• Exercise directions
Find each line with "Current" and copy it.

• Provided records
+===+

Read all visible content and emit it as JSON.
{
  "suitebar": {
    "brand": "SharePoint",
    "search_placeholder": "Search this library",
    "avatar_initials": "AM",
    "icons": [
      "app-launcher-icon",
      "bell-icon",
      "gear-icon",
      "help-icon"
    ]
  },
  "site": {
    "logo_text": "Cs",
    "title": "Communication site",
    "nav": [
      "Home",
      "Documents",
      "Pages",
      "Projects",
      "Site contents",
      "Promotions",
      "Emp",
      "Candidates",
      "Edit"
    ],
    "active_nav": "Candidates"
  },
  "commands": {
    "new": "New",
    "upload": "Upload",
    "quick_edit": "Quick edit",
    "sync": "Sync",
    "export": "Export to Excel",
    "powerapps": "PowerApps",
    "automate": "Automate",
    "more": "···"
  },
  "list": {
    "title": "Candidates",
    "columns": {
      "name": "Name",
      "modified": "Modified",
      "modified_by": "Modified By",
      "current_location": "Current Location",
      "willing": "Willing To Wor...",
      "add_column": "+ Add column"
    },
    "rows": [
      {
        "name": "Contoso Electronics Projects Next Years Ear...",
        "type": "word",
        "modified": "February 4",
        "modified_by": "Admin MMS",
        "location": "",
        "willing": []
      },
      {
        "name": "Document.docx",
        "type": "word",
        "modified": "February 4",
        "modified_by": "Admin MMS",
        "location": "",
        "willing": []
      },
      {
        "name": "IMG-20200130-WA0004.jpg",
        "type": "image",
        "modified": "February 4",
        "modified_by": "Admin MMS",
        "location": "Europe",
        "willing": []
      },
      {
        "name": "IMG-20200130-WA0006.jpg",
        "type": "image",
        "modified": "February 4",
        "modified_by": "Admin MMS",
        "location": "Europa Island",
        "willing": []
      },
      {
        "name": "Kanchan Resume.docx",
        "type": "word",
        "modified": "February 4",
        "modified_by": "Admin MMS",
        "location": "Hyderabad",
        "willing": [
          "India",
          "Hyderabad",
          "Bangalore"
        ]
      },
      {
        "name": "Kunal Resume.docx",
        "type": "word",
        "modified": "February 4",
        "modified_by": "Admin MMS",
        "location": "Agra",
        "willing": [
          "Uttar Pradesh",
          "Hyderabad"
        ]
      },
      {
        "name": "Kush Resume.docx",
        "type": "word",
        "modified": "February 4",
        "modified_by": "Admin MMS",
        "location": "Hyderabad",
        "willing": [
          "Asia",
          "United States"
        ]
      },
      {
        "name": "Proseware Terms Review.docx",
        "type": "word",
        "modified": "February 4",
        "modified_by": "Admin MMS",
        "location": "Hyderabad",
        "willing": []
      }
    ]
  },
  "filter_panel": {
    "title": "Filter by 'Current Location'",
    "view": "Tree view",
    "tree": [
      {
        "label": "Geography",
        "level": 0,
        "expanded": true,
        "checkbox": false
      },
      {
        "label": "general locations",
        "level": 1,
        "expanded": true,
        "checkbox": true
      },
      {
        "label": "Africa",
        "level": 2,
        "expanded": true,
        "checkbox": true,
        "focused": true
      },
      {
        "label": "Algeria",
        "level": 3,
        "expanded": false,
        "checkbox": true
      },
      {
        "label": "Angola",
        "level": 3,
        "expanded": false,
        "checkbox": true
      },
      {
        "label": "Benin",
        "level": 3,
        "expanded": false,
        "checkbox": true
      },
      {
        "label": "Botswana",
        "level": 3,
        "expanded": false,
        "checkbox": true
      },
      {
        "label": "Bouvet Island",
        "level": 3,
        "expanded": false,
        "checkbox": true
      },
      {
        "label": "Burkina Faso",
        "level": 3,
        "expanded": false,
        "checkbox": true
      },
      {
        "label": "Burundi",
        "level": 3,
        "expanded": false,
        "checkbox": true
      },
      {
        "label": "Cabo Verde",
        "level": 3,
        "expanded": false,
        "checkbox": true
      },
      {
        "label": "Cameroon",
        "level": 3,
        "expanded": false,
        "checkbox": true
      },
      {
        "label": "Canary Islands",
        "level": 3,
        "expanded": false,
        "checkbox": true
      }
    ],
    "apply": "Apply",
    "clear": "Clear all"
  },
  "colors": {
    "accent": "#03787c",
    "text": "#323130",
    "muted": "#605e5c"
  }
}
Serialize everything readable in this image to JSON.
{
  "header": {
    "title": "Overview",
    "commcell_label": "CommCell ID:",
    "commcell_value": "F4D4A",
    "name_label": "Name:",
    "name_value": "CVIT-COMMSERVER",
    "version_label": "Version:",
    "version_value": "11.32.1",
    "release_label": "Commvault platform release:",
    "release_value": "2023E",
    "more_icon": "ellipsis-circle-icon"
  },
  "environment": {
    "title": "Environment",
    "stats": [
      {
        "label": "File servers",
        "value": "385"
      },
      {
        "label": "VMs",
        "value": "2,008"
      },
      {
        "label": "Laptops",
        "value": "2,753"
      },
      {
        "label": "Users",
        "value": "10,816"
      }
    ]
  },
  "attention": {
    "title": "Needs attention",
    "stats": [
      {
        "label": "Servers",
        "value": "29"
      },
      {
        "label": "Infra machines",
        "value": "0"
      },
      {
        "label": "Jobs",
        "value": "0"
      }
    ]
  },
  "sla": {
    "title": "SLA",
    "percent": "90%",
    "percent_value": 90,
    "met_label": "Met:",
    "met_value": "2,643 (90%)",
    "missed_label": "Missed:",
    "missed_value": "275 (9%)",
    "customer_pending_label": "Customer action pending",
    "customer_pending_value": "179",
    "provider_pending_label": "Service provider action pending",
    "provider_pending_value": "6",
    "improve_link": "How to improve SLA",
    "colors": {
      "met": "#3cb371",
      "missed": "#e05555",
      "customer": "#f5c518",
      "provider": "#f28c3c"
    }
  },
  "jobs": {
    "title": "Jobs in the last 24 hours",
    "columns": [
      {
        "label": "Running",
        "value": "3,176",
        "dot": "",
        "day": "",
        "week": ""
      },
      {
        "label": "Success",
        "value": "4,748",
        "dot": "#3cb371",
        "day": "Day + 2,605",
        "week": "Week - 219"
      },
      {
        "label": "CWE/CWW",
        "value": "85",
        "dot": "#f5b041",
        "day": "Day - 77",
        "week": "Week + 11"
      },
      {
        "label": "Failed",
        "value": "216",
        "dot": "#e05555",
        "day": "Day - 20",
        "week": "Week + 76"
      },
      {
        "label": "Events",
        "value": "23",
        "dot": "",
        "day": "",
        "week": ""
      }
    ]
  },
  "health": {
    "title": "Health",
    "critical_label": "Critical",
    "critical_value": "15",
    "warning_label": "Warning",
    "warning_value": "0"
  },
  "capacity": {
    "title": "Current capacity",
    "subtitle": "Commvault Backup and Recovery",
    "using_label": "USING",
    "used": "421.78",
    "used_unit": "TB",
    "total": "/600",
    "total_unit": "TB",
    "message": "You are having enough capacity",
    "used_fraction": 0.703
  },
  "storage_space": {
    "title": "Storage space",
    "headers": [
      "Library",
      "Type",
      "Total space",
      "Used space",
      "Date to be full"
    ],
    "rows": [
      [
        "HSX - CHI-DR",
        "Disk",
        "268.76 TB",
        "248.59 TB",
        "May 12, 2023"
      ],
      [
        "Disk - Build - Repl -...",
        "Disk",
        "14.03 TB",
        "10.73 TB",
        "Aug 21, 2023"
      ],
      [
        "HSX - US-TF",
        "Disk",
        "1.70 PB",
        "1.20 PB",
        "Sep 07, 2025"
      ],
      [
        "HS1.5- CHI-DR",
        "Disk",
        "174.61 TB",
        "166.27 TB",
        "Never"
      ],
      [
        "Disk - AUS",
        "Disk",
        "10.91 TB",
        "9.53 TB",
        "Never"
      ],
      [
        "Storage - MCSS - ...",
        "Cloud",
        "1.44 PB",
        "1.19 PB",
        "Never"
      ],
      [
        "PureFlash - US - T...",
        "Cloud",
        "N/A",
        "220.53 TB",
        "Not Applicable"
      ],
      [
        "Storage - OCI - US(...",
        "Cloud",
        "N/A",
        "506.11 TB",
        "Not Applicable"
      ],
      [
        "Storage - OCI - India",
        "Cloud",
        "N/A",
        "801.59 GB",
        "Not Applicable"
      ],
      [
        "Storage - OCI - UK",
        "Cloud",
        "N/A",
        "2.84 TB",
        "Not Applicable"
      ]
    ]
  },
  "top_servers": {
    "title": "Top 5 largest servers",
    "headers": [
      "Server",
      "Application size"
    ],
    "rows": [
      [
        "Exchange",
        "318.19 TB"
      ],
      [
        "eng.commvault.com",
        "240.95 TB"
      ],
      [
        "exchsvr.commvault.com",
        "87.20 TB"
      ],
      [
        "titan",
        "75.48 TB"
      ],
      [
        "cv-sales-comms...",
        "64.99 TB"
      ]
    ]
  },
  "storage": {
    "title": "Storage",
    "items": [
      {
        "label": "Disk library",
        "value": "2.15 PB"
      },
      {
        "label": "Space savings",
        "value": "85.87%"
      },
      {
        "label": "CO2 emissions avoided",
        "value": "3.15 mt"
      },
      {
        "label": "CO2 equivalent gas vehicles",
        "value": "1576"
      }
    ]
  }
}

+===+

• Written solution
      "current_location": "Current Location",
    "title": "Filter by 'Current Location'",
    "title": "Current capacity",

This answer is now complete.